→ **WHAT THE TASK ASKS**: Write out every entry precisely as given, leaving the pictures out.

→ **PROVIDED RECORDS**:
◆ ◆ ◆

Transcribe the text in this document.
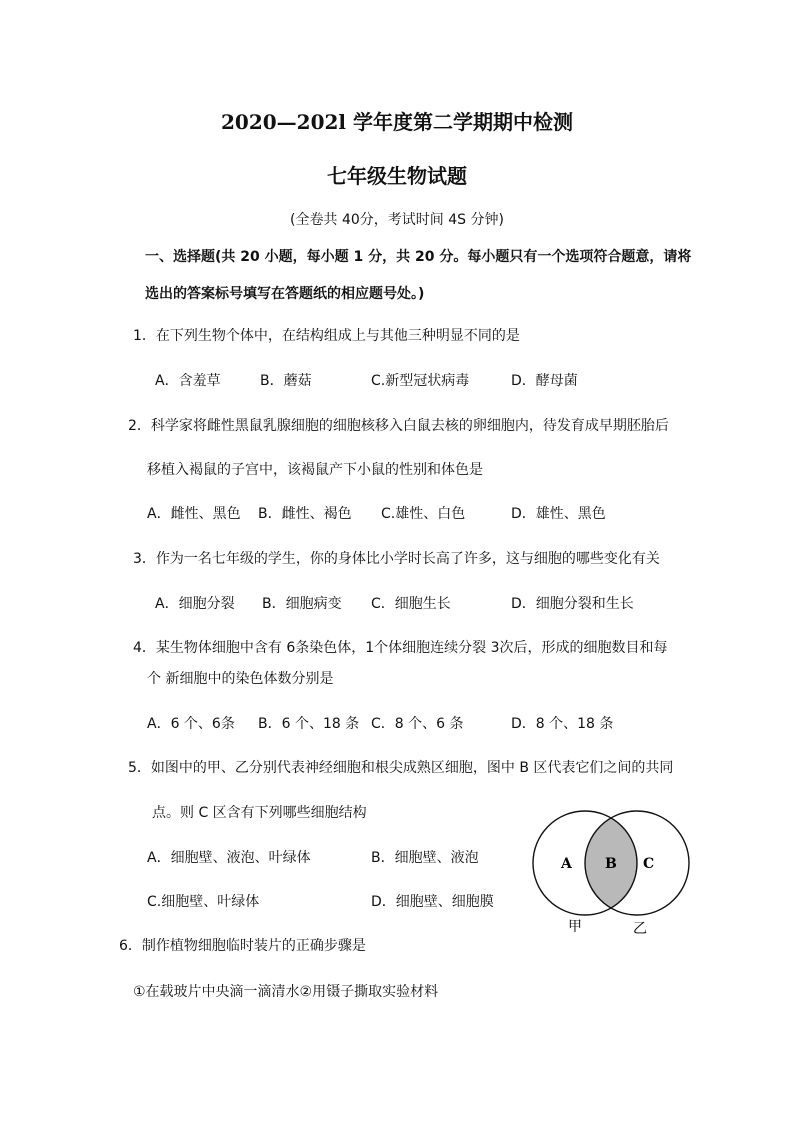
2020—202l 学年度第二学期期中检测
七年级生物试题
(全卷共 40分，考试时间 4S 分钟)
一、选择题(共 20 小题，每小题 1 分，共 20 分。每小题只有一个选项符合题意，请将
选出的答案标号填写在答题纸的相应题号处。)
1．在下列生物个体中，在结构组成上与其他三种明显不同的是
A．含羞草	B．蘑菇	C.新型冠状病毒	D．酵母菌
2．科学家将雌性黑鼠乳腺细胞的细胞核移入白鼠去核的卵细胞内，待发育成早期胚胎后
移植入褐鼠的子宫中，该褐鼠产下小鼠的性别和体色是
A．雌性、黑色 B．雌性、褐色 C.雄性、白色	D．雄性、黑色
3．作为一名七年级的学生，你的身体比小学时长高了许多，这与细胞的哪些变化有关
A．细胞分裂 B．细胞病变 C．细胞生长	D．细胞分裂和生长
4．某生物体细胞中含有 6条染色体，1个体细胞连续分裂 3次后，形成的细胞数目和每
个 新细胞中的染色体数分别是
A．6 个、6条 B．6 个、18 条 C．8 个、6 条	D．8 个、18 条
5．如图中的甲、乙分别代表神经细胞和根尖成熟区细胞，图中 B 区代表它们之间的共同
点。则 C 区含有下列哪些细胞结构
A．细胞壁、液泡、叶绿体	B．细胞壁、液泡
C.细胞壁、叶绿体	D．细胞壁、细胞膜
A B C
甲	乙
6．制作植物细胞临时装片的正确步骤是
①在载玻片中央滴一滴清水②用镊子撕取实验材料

◆ ◆ ◆

→ **COMPLETED TASK**:
Transcribe the text in this document.
2020—202l 学年度第二学期期中检测
七年级生物试题
(全卷共 40分，考试时间 4S 分钟)
一、选择题(共 20 小题，每小题 1 分，共 20 分。每小题只有一个选项符合题意，请将
选出的答案标号填写在答题纸的相应题号处。)
1．在下列生物个体中，在结构组成上与其他三种明显不同的是
A．含羞草	B．蘑菇	C.新型冠状病毒	D．酵母菌
2．科学家将雌性黑鼠乳腺细胞的细胞核移入白鼠去核的卵细胞内，待发育成早期胚胎后
移植入褐鼠的子宫中，该褐鼠产下小鼠的性别和体色是
A．雌性、黑色 B．雌性、褐色 C.雄性、白色	D．雄性、黑色
3．作为一名七年级的学生，你的身体比小学时长高了许多，这与细胞的哪些变化有关
A．细胞分裂 B．细胞病变 C．细胞生长	D．细胞分裂和生长
4．某生物体细胞中含有 6条染色体，1个体细胞连续分裂 3次后，形成的细胞数目和每
个 新细胞中的染色体数分别是
A．6 个、6条 B．6 个、18 条 C．8 个、6 条	D．8 个、18 条
5．如图中的甲、乙分别代表神经细胞和根尖成熟区细胞，图中 B 区代表它们之间的共同
点。则 C 区含有下列哪些细胞结构
A．细胞壁、液泡、叶绿体	B．细胞壁、液泡
C.细胞壁、叶绿体	D．细胞壁、细胞膜
A B C
甲	乙
6．制作植物细胞临时装片的正确步骤是
①在载玻片中央滴一滴清水②用镊子撕取实验材料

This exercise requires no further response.